Rewrite the stretch of lines from the start through the line containing "settings-link-label[interactable]: Manage Accounts", changing "Manage Templates" to "Manage Layouts" and leaving everything else unchanged.

────────

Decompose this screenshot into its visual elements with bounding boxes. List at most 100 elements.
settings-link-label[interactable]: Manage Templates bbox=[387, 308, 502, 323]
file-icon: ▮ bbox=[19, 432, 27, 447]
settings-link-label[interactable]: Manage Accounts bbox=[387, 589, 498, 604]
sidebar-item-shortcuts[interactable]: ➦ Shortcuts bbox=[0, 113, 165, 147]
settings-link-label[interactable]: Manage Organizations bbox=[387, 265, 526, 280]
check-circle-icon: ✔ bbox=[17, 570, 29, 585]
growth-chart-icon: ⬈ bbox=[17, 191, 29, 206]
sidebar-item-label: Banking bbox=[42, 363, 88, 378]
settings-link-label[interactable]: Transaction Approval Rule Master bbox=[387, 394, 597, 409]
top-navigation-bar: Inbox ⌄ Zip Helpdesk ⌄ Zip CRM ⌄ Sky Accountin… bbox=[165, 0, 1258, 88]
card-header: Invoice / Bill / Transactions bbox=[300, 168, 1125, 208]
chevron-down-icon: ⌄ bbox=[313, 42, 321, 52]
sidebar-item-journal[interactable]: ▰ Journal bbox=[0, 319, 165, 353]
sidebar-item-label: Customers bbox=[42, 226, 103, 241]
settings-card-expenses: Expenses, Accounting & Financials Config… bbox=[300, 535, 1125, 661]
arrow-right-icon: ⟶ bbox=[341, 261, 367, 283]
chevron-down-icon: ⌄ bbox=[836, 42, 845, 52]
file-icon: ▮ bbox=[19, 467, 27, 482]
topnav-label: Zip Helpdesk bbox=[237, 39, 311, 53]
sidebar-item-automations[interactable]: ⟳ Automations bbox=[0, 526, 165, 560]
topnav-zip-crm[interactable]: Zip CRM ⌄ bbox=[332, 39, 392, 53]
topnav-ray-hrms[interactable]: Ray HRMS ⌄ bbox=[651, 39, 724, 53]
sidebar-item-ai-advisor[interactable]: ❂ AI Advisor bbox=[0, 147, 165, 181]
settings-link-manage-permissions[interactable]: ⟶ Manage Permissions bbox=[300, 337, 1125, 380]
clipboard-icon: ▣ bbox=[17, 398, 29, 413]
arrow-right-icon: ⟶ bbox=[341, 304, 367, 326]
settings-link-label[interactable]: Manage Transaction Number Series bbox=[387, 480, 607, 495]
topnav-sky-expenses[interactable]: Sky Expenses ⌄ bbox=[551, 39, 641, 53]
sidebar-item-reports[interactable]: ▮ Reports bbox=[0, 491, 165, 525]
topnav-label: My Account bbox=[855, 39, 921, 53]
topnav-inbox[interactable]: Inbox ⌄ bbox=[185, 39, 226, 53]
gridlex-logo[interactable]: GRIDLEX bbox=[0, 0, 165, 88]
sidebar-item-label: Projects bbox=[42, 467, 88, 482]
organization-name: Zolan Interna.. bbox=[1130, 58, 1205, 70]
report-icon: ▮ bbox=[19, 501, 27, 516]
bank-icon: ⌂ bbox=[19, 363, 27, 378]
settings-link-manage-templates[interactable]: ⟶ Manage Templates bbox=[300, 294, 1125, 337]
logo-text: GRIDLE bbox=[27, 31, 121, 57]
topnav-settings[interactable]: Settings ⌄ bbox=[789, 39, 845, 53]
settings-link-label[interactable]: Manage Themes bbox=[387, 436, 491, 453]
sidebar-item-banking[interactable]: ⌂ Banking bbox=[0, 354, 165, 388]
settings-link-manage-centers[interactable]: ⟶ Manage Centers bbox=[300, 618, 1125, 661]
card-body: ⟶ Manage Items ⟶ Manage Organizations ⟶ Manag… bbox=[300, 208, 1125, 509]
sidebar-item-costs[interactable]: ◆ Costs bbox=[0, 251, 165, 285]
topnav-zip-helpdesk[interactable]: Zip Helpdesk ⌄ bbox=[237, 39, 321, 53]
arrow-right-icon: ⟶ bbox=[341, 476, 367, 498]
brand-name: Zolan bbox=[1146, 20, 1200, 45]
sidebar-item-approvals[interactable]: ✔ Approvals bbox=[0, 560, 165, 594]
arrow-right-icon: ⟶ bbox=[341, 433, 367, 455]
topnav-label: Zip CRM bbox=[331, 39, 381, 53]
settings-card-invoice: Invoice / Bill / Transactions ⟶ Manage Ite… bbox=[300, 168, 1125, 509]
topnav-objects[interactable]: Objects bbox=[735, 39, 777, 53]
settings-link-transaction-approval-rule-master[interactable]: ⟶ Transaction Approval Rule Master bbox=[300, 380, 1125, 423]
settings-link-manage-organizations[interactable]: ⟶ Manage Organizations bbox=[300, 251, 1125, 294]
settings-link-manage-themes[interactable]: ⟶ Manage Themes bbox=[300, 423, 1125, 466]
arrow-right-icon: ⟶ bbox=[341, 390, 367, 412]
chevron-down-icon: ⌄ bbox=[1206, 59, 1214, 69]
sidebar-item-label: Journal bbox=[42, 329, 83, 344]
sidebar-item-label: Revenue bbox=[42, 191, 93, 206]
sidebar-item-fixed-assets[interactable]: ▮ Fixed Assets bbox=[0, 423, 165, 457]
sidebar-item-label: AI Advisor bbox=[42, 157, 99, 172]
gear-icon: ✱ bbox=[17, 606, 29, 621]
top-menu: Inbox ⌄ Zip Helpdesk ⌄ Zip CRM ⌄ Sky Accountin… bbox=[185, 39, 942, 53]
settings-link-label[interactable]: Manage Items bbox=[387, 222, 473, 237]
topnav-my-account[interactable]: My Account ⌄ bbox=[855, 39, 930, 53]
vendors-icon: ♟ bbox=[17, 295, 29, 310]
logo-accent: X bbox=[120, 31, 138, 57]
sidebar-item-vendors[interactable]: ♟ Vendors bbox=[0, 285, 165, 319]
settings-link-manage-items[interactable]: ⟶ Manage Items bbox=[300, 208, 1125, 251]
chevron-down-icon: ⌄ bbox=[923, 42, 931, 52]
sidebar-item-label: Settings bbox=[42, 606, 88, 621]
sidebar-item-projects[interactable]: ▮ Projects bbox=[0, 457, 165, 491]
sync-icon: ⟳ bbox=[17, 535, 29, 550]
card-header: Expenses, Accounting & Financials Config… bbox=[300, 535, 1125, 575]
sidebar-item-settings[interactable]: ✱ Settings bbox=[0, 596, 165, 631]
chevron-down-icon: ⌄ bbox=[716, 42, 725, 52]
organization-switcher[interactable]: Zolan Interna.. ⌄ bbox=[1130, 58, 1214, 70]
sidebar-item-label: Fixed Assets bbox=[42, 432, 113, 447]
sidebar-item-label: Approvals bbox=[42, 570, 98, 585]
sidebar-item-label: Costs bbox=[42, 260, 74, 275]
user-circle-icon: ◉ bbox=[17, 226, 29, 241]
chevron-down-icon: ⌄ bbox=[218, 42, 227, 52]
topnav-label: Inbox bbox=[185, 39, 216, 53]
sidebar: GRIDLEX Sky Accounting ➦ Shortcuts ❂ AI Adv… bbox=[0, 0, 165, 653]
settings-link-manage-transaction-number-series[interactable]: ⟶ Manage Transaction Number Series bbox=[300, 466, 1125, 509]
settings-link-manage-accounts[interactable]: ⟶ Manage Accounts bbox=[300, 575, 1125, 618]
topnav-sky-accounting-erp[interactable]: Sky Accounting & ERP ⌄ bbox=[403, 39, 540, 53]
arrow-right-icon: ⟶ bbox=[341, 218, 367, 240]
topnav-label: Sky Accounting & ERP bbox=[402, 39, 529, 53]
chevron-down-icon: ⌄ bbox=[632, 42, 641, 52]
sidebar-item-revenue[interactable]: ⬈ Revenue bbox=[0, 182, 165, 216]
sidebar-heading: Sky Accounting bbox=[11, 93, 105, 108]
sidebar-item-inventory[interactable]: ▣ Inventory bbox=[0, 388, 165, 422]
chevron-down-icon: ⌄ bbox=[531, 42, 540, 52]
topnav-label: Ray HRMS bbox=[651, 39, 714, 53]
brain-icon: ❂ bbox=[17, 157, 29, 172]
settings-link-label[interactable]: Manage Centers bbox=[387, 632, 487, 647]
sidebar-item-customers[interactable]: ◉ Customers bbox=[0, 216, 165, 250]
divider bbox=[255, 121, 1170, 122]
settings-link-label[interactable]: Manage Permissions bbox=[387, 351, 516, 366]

────────

THE ANSWER.
Decompose this screenshot into its visual elements with bounding boxes. List at most 100 elements.
settings-link-label[interactable]: Manage Layouts bbox=[387, 308, 502, 323]
file-icon: ▮ bbox=[19, 432, 27, 447]
settings-link-label[interactable]: Manage Accounts bbox=[387, 589, 498, 604]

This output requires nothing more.